(Extracted material):
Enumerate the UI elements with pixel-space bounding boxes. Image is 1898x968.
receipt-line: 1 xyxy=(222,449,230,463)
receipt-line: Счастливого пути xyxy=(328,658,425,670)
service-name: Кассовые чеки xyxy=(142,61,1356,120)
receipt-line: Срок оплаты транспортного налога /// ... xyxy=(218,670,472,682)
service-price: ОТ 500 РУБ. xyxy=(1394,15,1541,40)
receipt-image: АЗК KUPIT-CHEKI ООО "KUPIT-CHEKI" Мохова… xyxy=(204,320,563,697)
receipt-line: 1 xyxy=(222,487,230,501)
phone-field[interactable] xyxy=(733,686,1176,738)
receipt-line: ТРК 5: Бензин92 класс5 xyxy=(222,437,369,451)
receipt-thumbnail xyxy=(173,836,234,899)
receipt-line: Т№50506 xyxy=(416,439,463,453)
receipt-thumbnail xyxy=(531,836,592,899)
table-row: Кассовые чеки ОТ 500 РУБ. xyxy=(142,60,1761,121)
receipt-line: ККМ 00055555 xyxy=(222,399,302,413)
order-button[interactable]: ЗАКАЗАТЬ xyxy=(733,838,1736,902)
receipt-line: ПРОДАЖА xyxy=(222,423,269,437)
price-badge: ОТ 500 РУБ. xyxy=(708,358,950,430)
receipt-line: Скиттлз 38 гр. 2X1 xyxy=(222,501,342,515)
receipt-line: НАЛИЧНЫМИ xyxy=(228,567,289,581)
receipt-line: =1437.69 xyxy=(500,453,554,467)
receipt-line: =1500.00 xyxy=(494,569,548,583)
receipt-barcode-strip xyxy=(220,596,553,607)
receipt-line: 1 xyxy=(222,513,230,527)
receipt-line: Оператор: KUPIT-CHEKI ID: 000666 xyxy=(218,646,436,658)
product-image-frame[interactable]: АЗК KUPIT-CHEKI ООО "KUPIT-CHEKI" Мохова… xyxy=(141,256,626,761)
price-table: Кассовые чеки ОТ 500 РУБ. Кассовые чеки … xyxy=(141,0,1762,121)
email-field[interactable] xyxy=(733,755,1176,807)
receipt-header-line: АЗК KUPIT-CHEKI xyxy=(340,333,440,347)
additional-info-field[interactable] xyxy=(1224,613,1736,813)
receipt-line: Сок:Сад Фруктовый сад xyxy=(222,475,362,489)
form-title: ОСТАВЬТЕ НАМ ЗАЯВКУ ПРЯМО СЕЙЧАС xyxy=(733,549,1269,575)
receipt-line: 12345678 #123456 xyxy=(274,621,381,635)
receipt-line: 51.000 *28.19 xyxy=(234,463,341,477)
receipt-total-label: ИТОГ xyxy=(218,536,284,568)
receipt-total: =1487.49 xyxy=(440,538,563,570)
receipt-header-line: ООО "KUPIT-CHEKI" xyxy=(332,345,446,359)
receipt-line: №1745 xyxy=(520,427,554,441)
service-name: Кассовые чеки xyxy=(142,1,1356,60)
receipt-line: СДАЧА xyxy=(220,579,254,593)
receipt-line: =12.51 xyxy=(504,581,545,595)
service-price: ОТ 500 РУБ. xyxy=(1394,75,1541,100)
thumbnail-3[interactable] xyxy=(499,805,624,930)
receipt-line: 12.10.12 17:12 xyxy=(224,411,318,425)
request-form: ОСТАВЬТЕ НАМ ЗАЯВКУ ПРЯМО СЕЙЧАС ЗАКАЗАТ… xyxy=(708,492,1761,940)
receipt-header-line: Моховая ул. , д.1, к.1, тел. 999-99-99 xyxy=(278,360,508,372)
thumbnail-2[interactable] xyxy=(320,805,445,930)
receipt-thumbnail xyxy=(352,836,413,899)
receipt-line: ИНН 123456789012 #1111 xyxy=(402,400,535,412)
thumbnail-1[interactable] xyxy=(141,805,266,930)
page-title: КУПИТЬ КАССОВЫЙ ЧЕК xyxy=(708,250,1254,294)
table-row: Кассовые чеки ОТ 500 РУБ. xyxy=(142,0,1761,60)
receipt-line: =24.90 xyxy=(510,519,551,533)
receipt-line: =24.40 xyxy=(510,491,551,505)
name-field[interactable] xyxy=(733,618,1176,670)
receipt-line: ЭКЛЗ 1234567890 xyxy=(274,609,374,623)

* * *

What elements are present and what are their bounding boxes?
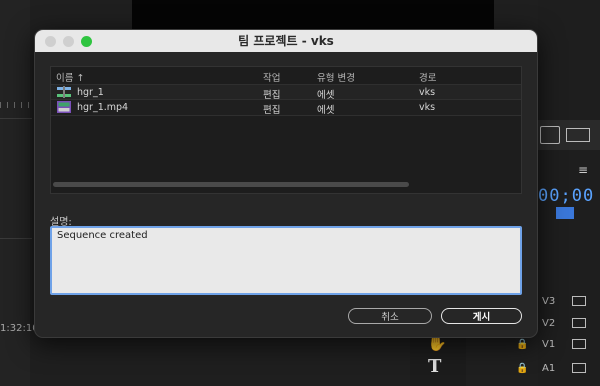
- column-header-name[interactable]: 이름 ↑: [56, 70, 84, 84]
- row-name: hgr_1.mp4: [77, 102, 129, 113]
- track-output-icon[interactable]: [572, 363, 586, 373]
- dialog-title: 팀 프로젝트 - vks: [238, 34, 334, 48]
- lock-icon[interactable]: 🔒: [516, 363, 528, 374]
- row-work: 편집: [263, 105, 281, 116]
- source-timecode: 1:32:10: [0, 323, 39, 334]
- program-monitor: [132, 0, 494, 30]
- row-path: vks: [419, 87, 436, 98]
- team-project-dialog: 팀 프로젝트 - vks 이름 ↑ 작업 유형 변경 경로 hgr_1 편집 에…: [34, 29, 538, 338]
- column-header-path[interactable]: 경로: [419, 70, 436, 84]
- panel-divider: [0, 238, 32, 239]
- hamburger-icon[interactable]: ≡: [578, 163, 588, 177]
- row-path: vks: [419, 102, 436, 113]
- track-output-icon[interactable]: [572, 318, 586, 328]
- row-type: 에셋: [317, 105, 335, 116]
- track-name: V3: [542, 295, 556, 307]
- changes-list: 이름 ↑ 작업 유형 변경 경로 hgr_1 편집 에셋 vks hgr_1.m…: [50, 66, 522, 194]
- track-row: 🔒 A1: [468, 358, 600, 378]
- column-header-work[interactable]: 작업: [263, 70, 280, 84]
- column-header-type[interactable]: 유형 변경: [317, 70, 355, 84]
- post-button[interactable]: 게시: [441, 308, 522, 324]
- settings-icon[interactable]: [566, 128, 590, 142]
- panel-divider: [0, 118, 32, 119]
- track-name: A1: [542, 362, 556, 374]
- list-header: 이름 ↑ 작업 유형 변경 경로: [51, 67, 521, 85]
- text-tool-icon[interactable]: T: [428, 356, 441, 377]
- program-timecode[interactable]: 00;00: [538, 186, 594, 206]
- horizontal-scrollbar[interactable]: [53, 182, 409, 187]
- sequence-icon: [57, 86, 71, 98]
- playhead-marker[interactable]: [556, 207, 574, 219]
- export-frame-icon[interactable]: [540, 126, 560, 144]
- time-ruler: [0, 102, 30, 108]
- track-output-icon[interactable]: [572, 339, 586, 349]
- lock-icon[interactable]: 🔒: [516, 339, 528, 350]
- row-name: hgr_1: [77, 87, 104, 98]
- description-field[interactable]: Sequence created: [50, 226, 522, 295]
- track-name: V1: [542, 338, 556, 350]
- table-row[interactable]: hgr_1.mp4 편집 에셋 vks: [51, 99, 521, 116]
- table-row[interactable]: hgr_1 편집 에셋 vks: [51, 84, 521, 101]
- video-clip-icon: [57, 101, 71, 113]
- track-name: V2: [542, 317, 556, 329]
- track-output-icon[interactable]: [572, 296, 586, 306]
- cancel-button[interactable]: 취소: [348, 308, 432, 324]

(What is required):
Copy out, unchanged, the part of the records that opens with the line containing "Enumerate the UI" and closes with the line containing "receipt-line: Срок оплаты", including both of those lines.

(Output for this task):
Enumerate the UI elements with pixel-space bounding boxes. Image is 1898x968.
receipt-line: 1 xyxy=(222,449,230,463)
receipt-line: Счастливого пути xyxy=(328,658,425,670)
service-name: Кассовые чеки xyxy=(142,61,1356,120)
receipt-line: Срок оплаты транспортного налога /// ... xyxy=(218,670,472,682)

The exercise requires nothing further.